[Saved entries]
#####
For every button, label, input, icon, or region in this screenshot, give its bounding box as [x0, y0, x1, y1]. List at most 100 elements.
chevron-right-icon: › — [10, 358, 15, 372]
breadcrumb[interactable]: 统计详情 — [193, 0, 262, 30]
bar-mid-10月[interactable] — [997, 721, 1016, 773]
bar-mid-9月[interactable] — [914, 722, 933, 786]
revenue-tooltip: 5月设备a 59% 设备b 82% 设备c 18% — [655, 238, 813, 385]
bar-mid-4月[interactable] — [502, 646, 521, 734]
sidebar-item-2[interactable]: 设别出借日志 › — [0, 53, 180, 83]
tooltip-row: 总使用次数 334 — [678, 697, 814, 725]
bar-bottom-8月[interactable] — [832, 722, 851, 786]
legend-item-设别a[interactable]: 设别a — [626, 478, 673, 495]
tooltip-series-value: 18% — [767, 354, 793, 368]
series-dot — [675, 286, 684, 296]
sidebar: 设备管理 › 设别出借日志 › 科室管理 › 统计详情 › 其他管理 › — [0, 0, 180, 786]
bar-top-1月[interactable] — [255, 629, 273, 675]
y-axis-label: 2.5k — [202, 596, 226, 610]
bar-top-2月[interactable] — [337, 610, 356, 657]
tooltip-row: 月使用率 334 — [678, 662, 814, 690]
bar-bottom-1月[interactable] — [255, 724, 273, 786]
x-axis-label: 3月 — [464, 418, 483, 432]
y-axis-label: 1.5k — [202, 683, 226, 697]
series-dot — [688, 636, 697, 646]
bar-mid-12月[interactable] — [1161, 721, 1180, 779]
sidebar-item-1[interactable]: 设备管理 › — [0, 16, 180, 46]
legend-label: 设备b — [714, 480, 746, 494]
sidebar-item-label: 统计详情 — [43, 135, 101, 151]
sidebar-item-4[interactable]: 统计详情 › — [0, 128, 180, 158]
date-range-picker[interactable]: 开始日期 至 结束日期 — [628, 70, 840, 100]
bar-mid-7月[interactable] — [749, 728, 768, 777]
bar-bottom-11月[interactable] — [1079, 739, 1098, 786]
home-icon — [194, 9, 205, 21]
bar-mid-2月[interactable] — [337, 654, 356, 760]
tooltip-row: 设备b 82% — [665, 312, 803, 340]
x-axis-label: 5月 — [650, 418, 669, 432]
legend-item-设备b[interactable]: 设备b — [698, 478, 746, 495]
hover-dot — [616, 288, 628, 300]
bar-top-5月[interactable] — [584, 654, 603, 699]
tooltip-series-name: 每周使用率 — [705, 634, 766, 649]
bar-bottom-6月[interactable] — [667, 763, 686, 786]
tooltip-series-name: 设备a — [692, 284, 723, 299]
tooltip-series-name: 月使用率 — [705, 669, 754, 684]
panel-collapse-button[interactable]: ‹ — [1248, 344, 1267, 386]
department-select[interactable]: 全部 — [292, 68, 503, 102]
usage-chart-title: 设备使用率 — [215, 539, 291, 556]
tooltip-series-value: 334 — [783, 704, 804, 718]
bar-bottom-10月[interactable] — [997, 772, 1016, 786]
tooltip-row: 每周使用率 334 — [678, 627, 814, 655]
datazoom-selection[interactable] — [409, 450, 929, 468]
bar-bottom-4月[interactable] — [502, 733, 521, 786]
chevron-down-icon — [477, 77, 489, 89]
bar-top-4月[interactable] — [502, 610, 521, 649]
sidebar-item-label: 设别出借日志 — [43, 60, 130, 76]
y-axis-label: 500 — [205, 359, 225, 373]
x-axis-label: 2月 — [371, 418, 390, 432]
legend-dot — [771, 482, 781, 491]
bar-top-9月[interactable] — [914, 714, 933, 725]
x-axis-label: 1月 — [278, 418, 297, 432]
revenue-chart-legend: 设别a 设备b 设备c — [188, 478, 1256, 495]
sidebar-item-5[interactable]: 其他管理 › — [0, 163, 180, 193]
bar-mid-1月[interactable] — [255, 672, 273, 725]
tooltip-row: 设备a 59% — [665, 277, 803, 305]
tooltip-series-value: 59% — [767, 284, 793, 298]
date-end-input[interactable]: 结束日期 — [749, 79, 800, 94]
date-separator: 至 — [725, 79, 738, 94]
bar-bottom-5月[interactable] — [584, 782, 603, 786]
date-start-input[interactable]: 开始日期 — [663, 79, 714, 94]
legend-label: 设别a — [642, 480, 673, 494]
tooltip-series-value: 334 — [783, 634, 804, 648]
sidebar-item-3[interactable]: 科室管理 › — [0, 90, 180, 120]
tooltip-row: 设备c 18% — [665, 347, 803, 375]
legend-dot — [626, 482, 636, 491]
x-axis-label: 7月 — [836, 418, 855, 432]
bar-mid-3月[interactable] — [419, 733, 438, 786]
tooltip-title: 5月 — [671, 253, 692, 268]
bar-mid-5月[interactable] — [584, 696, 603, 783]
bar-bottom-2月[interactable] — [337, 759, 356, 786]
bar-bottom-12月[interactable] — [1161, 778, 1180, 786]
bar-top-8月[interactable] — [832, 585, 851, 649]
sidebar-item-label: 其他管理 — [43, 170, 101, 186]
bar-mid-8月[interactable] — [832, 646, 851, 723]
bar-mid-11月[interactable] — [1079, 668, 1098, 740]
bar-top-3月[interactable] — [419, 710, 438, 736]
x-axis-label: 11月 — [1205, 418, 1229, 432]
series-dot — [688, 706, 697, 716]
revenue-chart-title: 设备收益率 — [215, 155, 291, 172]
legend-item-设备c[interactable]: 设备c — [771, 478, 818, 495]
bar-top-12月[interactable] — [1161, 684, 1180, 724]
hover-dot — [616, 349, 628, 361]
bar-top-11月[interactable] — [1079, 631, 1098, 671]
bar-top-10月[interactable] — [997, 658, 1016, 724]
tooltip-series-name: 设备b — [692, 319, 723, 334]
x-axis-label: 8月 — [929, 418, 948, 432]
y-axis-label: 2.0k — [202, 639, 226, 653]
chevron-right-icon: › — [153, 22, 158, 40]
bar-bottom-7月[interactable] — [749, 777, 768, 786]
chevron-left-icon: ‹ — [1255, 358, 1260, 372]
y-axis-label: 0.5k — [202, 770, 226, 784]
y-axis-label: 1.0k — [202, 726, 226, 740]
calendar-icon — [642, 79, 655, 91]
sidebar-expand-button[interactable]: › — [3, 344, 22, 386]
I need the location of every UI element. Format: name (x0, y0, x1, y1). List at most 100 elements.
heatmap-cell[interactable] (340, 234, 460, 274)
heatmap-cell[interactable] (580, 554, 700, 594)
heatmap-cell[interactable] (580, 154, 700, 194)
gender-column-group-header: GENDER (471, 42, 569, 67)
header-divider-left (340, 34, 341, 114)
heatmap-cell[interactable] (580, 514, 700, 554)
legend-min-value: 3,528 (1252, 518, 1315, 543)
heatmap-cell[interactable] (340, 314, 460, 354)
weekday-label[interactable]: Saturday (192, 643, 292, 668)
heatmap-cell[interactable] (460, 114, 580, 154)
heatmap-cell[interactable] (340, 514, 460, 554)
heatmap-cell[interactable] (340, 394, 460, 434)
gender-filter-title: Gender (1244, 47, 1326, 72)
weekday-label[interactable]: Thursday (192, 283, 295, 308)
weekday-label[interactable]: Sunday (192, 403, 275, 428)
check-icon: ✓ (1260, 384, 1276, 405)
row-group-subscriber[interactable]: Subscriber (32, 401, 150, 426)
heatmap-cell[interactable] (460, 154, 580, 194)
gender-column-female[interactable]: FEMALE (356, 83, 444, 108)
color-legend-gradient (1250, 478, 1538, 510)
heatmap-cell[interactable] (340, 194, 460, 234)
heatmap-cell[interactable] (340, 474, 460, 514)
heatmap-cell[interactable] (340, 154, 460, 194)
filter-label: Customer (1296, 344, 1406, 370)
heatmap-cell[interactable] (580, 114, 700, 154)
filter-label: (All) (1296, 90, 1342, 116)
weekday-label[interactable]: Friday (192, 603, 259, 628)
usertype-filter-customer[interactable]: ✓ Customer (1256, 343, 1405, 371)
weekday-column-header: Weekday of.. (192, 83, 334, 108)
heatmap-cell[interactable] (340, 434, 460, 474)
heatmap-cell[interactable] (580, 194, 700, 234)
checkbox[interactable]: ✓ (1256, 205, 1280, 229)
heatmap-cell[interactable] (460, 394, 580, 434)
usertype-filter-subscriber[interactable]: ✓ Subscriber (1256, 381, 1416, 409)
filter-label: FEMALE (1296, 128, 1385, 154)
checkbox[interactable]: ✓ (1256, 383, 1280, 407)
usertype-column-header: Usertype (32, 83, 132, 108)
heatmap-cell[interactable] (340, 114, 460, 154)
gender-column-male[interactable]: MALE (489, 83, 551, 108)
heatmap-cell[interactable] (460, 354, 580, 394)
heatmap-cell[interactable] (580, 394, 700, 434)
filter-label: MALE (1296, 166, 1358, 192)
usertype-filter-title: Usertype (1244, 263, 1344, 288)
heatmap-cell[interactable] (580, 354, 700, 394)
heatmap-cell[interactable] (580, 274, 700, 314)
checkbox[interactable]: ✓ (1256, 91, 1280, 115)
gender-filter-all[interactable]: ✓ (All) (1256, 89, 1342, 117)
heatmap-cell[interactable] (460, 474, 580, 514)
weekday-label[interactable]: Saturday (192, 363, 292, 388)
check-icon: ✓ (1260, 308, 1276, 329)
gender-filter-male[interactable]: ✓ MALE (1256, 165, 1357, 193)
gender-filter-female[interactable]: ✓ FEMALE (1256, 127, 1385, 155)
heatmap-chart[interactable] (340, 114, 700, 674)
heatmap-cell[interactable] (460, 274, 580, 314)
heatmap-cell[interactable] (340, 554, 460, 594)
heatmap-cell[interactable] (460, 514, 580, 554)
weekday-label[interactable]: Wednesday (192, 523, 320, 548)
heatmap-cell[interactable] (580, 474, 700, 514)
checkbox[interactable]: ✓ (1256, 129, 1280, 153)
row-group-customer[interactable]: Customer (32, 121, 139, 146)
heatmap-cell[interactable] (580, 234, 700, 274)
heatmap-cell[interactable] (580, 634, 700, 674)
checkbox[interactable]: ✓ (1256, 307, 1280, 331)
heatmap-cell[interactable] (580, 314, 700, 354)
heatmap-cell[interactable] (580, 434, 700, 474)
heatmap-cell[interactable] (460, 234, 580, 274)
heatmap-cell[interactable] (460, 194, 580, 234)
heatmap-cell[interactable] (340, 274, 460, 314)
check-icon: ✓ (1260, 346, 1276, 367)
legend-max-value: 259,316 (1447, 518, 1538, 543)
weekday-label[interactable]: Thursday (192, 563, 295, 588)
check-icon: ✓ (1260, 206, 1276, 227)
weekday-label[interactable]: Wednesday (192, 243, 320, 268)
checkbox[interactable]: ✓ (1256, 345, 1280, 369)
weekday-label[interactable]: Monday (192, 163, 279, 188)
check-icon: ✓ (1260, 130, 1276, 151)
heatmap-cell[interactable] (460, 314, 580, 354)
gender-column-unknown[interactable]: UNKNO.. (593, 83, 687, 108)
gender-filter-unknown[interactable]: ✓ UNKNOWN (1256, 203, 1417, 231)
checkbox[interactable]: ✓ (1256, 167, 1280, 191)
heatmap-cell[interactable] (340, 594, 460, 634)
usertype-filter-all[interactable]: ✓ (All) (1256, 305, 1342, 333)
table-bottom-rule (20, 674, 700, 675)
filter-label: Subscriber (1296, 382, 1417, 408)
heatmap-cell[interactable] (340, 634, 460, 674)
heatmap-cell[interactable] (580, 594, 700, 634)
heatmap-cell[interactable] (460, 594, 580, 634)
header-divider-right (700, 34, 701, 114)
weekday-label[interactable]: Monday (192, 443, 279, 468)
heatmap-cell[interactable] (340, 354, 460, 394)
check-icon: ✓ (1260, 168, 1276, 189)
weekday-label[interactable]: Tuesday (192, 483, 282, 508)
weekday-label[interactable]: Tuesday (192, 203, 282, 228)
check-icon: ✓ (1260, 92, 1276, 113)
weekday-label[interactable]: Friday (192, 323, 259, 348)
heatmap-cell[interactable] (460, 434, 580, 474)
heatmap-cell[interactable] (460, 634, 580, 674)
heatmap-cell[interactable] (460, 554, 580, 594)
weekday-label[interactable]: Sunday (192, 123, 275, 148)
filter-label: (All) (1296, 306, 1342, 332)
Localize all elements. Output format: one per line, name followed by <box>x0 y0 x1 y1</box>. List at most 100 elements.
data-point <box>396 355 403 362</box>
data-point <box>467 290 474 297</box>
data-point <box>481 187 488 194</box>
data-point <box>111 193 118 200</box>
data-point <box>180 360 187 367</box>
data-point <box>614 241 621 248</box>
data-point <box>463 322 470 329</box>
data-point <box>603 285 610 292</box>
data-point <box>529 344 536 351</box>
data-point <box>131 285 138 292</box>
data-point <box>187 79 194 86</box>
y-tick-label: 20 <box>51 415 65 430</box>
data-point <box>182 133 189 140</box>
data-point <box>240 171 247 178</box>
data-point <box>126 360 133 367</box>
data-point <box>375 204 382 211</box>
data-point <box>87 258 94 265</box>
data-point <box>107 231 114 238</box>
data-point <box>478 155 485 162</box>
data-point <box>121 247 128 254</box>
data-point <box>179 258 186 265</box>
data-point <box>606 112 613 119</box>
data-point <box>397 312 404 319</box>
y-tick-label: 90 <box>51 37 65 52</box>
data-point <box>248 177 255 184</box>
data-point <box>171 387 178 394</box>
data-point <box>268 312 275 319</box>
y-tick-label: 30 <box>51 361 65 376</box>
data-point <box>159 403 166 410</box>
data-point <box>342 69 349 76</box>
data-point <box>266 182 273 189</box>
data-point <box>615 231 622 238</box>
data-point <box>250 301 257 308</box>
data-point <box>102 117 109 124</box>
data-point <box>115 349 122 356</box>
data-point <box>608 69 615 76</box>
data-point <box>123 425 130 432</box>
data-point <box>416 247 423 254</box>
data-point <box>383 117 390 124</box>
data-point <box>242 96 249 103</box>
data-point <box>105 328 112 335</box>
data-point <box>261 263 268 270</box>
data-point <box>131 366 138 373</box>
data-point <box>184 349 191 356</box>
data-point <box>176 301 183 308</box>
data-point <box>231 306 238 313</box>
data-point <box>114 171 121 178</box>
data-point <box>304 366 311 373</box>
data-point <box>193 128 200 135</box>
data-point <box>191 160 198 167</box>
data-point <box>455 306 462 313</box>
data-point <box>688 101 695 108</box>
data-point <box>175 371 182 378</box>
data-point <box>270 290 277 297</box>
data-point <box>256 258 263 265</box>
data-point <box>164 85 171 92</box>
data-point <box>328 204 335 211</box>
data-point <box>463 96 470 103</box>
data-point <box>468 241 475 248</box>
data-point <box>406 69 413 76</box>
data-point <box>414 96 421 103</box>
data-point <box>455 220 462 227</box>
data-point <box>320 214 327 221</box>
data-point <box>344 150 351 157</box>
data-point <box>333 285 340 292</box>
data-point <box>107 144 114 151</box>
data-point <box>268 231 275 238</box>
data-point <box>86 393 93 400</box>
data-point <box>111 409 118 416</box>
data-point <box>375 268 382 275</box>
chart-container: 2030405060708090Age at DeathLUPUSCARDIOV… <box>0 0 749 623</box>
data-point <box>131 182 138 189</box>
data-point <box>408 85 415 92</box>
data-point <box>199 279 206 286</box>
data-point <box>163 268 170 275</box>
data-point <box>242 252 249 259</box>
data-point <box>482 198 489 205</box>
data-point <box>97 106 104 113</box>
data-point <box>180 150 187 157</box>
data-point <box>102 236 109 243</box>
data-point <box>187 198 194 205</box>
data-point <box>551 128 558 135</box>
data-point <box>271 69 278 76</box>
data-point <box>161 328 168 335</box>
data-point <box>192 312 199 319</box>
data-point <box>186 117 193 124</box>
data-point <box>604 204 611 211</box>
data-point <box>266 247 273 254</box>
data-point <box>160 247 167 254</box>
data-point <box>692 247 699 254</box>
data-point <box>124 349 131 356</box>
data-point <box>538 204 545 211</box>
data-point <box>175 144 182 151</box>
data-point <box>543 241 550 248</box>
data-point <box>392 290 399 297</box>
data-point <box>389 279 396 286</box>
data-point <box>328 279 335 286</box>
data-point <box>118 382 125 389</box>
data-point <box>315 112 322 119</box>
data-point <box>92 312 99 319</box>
#####
The request => Can you copy the listing word for word, from its first line through the line containing "bar-mid-10月[interactable] — [997, 721, 1016, 773]", with both of those lines included?

Output for this exercise =>
For every button, label, input, icon, or region in this screenshot, give its bounding box as [x0, y0, x1, y1]. List at most 100 elements.
chevron-right-icon: › — [10, 358, 15, 372]
breadcrumb[interactable]: 统计详情 — [193, 0, 262, 30]
bar-mid-10月[interactable] — [997, 721, 1016, 773]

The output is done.